## Records shown
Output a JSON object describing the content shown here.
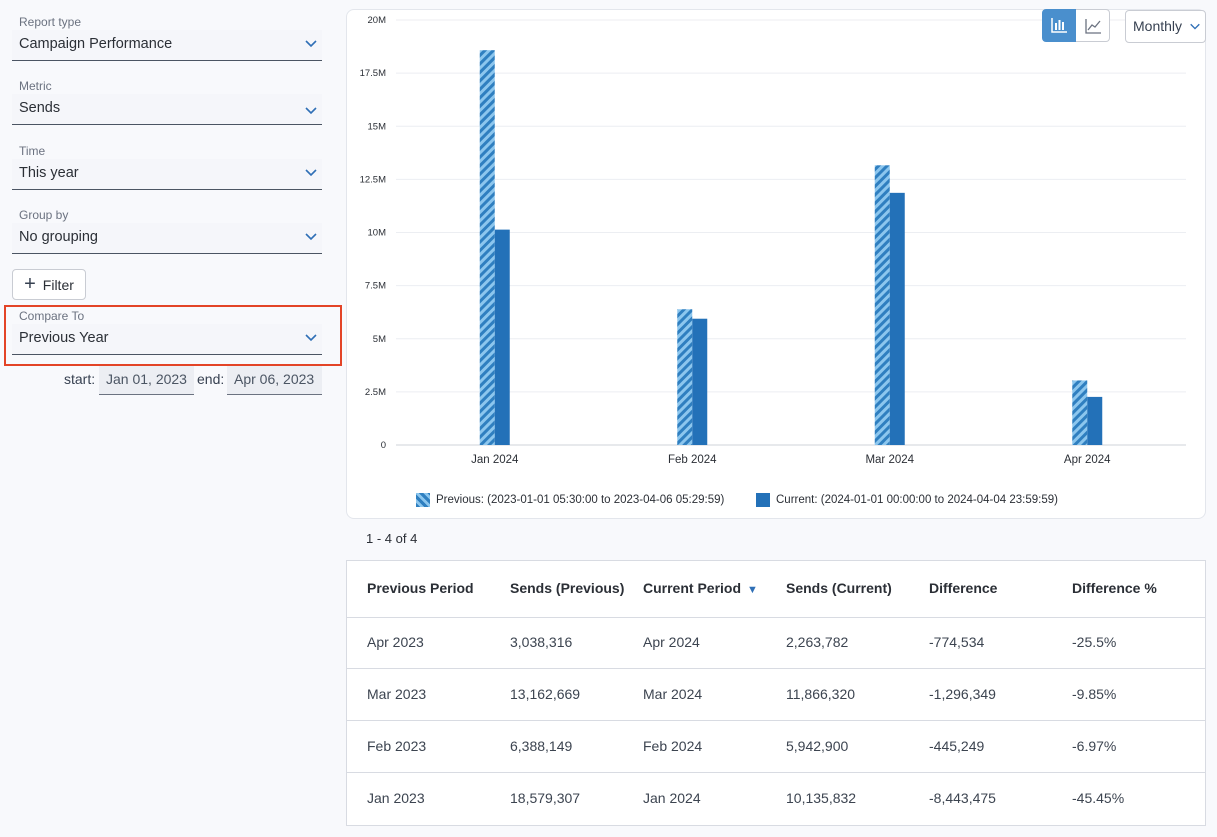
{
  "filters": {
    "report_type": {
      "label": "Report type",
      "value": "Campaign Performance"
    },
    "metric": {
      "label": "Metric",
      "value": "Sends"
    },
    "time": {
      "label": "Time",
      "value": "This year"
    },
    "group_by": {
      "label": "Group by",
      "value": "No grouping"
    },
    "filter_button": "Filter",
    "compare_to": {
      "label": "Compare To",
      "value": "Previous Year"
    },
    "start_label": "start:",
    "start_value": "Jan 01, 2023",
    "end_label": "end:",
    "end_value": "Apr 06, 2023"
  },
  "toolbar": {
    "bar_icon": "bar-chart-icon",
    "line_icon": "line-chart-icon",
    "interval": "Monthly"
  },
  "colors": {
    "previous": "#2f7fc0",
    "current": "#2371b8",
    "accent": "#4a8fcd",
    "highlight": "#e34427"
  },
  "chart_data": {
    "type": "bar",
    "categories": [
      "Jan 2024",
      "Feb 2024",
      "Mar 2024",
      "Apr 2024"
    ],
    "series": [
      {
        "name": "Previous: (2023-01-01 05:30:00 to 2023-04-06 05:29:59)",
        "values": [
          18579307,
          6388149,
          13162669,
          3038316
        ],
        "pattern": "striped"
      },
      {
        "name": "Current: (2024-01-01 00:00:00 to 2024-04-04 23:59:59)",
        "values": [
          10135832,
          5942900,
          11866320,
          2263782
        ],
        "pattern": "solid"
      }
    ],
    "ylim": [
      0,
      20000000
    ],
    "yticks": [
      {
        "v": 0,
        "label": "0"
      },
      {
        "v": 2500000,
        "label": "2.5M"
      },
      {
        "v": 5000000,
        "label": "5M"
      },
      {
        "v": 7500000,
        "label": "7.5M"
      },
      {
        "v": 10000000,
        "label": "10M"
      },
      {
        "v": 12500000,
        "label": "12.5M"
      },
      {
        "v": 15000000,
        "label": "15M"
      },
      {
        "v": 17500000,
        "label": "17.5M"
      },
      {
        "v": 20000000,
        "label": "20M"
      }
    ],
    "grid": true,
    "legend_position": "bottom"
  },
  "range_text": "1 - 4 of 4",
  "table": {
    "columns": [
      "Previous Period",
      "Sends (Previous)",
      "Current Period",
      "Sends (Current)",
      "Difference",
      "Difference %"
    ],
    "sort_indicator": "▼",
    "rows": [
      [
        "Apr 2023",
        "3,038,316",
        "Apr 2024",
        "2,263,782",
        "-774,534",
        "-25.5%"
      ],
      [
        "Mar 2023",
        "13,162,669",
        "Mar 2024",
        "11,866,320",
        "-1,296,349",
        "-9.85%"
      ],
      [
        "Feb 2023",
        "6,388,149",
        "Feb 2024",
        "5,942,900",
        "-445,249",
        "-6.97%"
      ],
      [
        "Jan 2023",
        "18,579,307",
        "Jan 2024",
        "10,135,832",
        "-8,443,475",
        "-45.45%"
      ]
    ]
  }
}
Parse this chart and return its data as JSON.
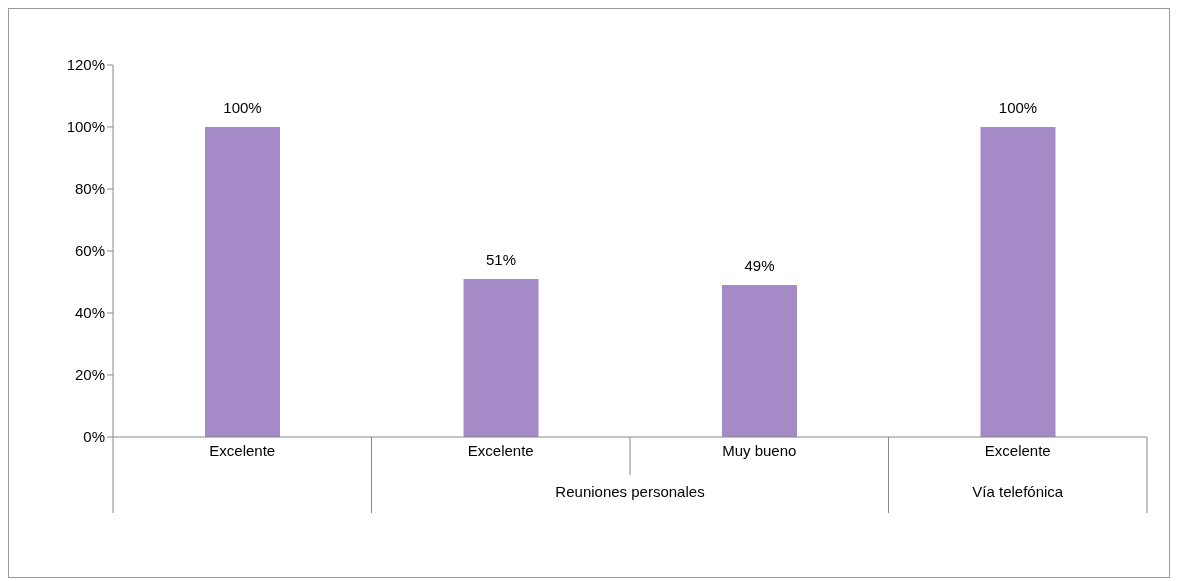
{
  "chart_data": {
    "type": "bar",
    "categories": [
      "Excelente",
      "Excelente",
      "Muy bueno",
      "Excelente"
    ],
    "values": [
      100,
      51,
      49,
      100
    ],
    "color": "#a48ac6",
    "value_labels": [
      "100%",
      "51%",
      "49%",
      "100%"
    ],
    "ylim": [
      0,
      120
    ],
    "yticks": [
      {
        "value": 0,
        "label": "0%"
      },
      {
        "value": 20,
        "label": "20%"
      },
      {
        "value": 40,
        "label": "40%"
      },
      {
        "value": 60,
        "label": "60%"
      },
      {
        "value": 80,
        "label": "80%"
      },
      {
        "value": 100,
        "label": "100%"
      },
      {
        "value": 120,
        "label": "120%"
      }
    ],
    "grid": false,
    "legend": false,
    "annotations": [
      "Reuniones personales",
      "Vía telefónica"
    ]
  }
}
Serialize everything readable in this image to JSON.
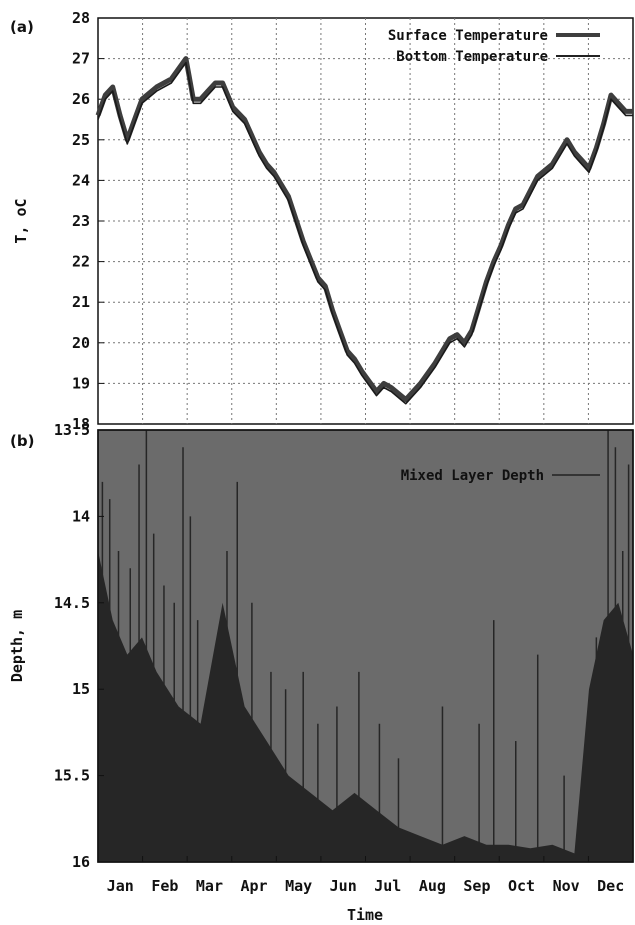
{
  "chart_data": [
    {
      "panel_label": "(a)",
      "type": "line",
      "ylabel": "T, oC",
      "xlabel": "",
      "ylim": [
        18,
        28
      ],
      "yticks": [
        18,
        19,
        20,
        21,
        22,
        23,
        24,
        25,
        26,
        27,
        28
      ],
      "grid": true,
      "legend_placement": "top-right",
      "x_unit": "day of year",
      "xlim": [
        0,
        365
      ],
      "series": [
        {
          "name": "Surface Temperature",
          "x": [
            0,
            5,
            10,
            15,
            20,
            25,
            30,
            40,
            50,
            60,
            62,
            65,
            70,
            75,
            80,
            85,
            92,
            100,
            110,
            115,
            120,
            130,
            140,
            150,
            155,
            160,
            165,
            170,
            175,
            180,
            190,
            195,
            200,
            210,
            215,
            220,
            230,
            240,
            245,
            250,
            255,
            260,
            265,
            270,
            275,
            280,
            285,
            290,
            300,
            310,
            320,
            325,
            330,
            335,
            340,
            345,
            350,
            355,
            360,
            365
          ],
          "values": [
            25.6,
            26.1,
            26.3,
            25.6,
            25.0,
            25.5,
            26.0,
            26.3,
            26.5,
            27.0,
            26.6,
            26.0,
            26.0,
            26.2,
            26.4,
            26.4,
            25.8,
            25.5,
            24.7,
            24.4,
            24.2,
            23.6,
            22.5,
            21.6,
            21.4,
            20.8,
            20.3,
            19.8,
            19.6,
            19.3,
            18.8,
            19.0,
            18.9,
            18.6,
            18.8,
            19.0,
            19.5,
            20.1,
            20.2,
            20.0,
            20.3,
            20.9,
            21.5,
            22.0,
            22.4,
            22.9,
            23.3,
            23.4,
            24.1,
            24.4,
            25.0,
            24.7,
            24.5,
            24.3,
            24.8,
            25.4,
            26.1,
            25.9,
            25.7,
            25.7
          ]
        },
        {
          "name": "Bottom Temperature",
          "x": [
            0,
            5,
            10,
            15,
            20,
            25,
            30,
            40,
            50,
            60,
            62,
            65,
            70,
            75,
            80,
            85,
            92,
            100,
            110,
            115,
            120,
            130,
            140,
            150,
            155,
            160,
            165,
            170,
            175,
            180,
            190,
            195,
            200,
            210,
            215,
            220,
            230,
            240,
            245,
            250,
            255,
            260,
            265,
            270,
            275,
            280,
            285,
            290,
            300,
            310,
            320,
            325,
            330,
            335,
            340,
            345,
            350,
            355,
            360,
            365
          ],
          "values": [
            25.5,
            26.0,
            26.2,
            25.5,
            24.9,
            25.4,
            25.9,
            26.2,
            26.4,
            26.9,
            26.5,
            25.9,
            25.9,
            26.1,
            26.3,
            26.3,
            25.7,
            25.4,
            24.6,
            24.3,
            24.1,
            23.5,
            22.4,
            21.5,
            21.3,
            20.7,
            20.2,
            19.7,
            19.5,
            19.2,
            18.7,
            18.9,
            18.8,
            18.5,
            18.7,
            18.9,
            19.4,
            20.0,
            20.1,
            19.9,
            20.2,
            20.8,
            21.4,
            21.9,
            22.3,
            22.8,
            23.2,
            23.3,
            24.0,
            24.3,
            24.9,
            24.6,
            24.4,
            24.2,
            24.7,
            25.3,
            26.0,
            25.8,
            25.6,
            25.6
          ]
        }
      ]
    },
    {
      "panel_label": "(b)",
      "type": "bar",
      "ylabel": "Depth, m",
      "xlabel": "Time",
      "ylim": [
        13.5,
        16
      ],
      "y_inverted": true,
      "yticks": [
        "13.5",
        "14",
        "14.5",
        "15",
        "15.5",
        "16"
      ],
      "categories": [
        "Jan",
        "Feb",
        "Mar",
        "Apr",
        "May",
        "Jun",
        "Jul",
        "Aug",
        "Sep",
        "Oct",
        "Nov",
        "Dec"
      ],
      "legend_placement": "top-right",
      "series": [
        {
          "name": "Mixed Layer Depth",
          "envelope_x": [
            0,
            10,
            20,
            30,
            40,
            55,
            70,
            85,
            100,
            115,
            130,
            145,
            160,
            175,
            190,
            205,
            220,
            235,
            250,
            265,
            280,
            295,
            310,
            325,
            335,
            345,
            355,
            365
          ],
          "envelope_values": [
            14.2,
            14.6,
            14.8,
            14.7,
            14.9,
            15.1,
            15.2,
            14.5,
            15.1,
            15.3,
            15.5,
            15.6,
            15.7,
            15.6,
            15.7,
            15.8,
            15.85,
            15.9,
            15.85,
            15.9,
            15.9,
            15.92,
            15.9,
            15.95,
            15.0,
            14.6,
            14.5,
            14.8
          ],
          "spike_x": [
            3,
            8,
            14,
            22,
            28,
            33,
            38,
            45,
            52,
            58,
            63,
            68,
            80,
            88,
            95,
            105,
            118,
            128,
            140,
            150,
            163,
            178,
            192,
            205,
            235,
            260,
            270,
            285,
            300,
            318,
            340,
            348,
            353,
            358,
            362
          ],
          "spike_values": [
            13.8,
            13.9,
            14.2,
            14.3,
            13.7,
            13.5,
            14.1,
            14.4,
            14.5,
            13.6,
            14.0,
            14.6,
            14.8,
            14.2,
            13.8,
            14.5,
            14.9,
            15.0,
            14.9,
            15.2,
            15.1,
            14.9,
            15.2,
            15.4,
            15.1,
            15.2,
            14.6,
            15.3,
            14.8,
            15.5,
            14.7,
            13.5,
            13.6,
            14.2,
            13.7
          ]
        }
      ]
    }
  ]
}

## Brief
Only lines with "name" are wanted here; list each of them.

## Solution for this problem
        "name": "Previous: (2023-01-01 05:30:00 to 2023-04-06 05:29:59)",
        "name": "Current: (2024-01-01 00:00:00 to 2024-04-04 23:59:59)",
          "name": "Surface Temperature",
          "name": "Bottom Temperature",
          "name": "Mixed Layer Depth",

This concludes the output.